- [Goal] Return each line of the data below verbatim; pictures are to be left out.

- [Input records]
____________________
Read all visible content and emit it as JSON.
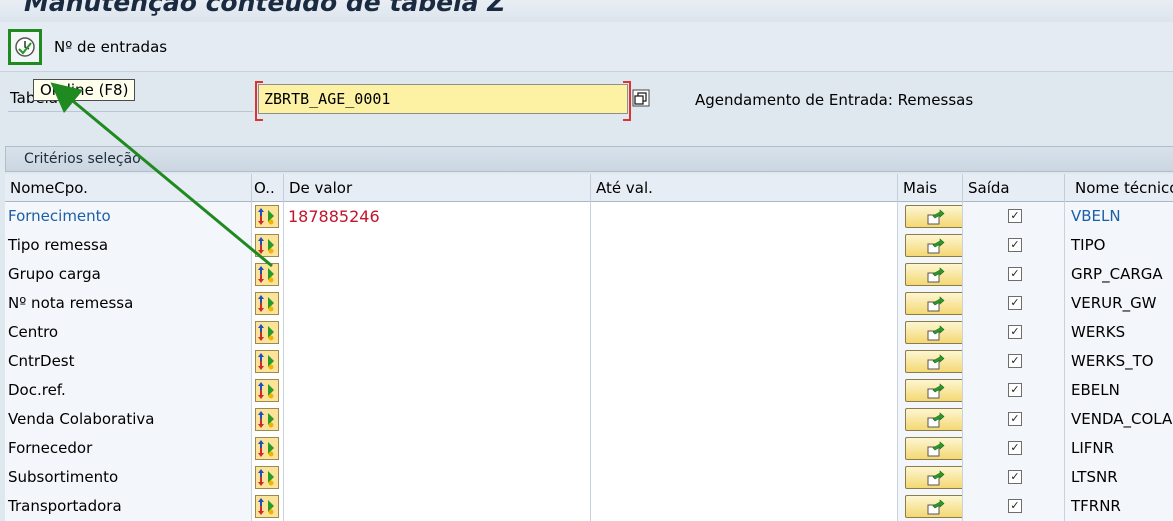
{
  "window": {
    "title": "Manutenção conteúdo de tabela Z"
  },
  "toolbar": {
    "entries_label": "Nº de entradas"
  },
  "tooltip": {
    "text": "On-line   (F8)"
  },
  "table_field": {
    "label": "Tabela",
    "value": "ZBRTB_AGE_0001",
    "description": "Agendamento de Entrada: Remessas"
  },
  "panel": {
    "title": "Critérios seleção"
  },
  "grid": {
    "headers": {
      "name": "NomeCpo.",
      "option": "O..",
      "from": "De valor",
      "to": "Até val.",
      "more": "Mais",
      "output": "Saída",
      "tech": "Nome técnico"
    },
    "rows": [
      {
        "name": "Fornecimento",
        "from": "187885246",
        "tech": "VBELN",
        "output": "✓"
      },
      {
        "name": "Tipo remessa",
        "from": "",
        "tech": "TIPO",
        "output": "✓"
      },
      {
        "name": "Grupo carga",
        "from": "",
        "tech": "GRP_CARGA",
        "output": "✓"
      },
      {
        "name": "Nº nota remessa",
        "from": "",
        "tech": "VERUR_GW",
        "output": "✓"
      },
      {
        "name": "Centro",
        "from": "",
        "tech": "WERKS",
        "output": "✓"
      },
      {
        "name": "CntrDest",
        "from": "",
        "tech": "WERKS_TO",
        "output": "✓"
      },
      {
        "name": "Doc.ref.",
        "from": "",
        "tech": "EBELN",
        "output": "✓"
      },
      {
        "name": "Venda Colaborativa",
        "from": "",
        "tech": "VENDA_COLAB",
        "output": "✓"
      },
      {
        "name": "Fornecedor",
        "from": "",
        "tech": "LIFNR",
        "output": "✓"
      },
      {
        "name": "Subsortimento",
        "from": "",
        "tech": "LTSNR",
        "output": "✓"
      },
      {
        "name": "Transportadora",
        "from": "",
        "tech": "TFRNR",
        "output": "✓"
      }
    ]
  },
  "colors": {
    "highlight_box": "#1f8a1f",
    "link_text": "#1c5fa8",
    "value_text": "#c0152a",
    "input_bg": "#fdf2a3"
  }
}
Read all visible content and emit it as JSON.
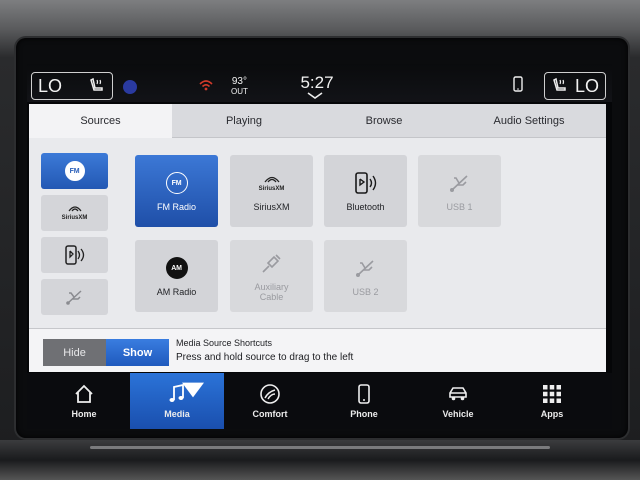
{
  "status_bar": {
    "climate_left": "LO",
    "climate_right": "LO",
    "outside_temp": "93°",
    "outside_label": "OUT",
    "clock": "5:27"
  },
  "tabs": [
    {
      "label": "Sources",
      "active": true
    },
    {
      "label": "Playing",
      "active": false
    },
    {
      "label": "Browse",
      "active": false
    },
    {
      "label": "Audio Settings",
      "active": false
    }
  ],
  "shortcuts": [
    {
      "icon": "fm-icon",
      "badge": "FM",
      "active": true
    },
    {
      "icon": "siriusxm-icon",
      "badge": "SiriusXM",
      "active": false
    },
    {
      "icon": "bluetooth-phone-icon",
      "active": false
    },
    {
      "icon": "usb-icon",
      "active": false
    }
  ],
  "sources": [
    {
      "label": "FM Radio",
      "icon": "fm-icon",
      "badge": "FM",
      "state": "active"
    },
    {
      "label": "SiriusXM",
      "icon": "siriusxm-icon",
      "badge": "SiriusXM",
      "state": "normal"
    },
    {
      "label": "Bluetooth",
      "icon": "bluetooth-phone-icon",
      "state": "normal"
    },
    {
      "label": "USB 1",
      "icon": "usb-icon",
      "state": "disabled"
    },
    {
      "label": "AM Radio",
      "icon": "am-icon",
      "badge": "AM",
      "state": "normal"
    },
    {
      "label": "Auxiliary Cable",
      "label_line1": "Auxiliary",
      "label_line2": "Cable",
      "icon": "aux-cable-icon",
      "state": "disabled"
    },
    {
      "label": "USB 2",
      "icon": "usb-icon",
      "state": "disabled"
    }
  ],
  "footer": {
    "hide_label": "Hide",
    "show_label": "Show",
    "hint_title": "Media Source Shortcuts",
    "hint_text": "Press and hold source to drag to the left"
  },
  "nav": [
    {
      "label": "Home",
      "icon": "home-icon",
      "active": false
    },
    {
      "label": "Media",
      "icon": "music-note-icon",
      "active": true
    },
    {
      "label": "Comfort",
      "icon": "steering-wheel-icon",
      "active": false
    },
    {
      "label": "Phone",
      "icon": "phone-icon",
      "active": false
    },
    {
      "label": "Vehicle",
      "icon": "car-icon",
      "active": false
    },
    {
      "label": "Apps",
      "icon": "apps-grid-icon",
      "active": false
    }
  ],
  "colors": {
    "accent_blue": "#2a63c4",
    "panel_bg": "#e9eaed",
    "tile_bg": "#d3d4d8",
    "nav_bg": "#0a0b0e"
  }
}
____________________
- [Reply]
Read all visible content and emit it as JSON.
{
  "window": {
    "title": "Manutenção conteúdo de tabela Z"
  },
  "toolbar": {
    "entries_label": "Nº de entradas"
  },
  "tooltip": {
    "text": "On-line   (F8)"
  },
  "table_field": {
    "label": "Tabela",
    "value": "ZBRTB_AGE_0001",
    "description": "Agendamento de Entrada: Remessas"
  },
  "panel": {
    "title": "Critérios seleção"
  },
  "grid": {
    "headers": {
      "name": "NomeCpo.",
      "option": "O..",
      "from": "De valor",
      "to": "Até val.",
      "more": "Mais",
      "output": "Saída",
      "tech": "Nome técnico"
    },
    "rows": [
      {
        "name": "Fornecimento",
        "from": "187885246",
        "tech": "VBELN",
        "output": "✓"
      },
      {
        "name": "Tipo remessa",
        "from": "",
        "tech": "TIPO",
        "output": "✓"
      },
      {
        "name": "Grupo carga",
        "from": "",
        "tech": "GRP_CARGA",
        "output": "✓"
      },
      {
        "name": "Nº nota remessa",
        "from": "",
        "tech": "VERUR_GW",
        "output": "✓"
      },
      {
        "name": "Centro",
        "from": "",
        "tech": "WERKS",
        "output": "✓"
      },
      {
        "name": "CntrDest",
        "from": "",
        "tech": "WERKS_TO",
        "output": "✓"
      },
      {
        "name": "Doc.ref.",
        "from": "",
        "tech": "EBELN",
        "output": "✓"
      },
      {
        "name": "Venda Colaborativa",
        "from": "",
        "tech": "VENDA_COLAB",
        "output": "✓"
      },
      {
        "name": "Fornecedor",
        "from": "",
        "tech": "LIFNR",
        "output": "✓"
      },
      {
        "name": "Subsortimento",
        "from": "",
        "tech": "LTSNR",
        "output": "✓"
      },
      {
        "name": "Transportadora",
        "from": "",
        "tech": "TFRNR",
        "output": "✓"
      }
    ]
  },
  "colors": {
    "highlight_box": "#1f8a1f",
    "link_text": "#1c5fa8",
    "value_text": "#c0152a",
    "input_bg": "#fdf2a3"
  }
}
Read all visible content and emit it as JSON.
{
  "status_bar": {
    "climate_left": "LO",
    "climate_right": "LO",
    "outside_temp": "93°",
    "outside_label": "OUT",
    "clock": "5:27"
  },
  "tabs": [
    {
      "label": "Sources",
      "active": true
    },
    {
      "label": "Playing",
      "active": false
    },
    {
      "label": "Browse",
      "active": false
    },
    {
      "label": "Audio Settings",
      "active": false
    }
  ],
  "shortcuts": [
    {
      "icon": "fm-icon",
      "badge": "FM",
      "active": true
    },
    {
      "icon": "siriusxm-icon",
      "badge": "SiriusXM",
      "active": false
    },
    {
      "icon": "bluetooth-phone-icon",
      "active": false
    },
    {
      "icon": "usb-icon",
      "active": false
    }
  ],
  "sources": [
    {
      "label": "FM Radio",
      "icon": "fm-icon",
      "badge": "FM",
      "state": "active"
    },
    {
      "label": "SiriusXM",
      "icon": "siriusxm-icon",
      "badge": "SiriusXM",
      "state": "normal"
    },
    {
      "label": "Bluetooth",
      "icon": "bluetooth-phone-icon",
      "state": "normal"
    },
    {
      "label": "USB 1",
      "icon": "usb-icon",
      "state": "disabled"
    },
    {
      "label": "AM Radio",
      "icon": "am-icon",
      "badge": "AM",
      "state": "normal"
    },
    {
      "label": "Auxiliary Cable",
      "label_line1": "Auxiliary",
      "label_line2": "Cable",
      "icon": "aux-cable-icon",
      "state": "disabled"
    },
    {
      "label": "USB 2",
      "icon": "usb-icon",
      "state": "disabled"
    }
  ],
  "footer": {
    "hide_label": "Hide",
    "show_label": "Show",
    "hint_title": "Media Source Shortcuts",
    "hint_text": "Press and hold source to drag to the left"
  },
  "nav": [
    {
      "label": "Home",
      "icon": "home-icon",
      "active": false
    },
    {
      "label": "Media",
      "icon": "music-note-icon",
      "active": true
    },
    {
      "label": "Comfort",
      "icon": "steering-wheel-icon",
      "active": false
    },
    {
      "label": "Phone",
      "icon": "phone-icon",
      "active": false
    },
    {
      "label": "Vehicle",
      "icon": "car-icon",
      "active": false
    },
    {
      "label": "Apps",
      "icon": "apps-grid-icon",
      "active": false
    }
  ],
  "colors": {
    "accent_blue": "#2a63c4",
    "panel_bg": "#e9eaed",
    "tile_bg": "#d3d4d8",
    "nav_bg": "#0a0b0e"
  }
}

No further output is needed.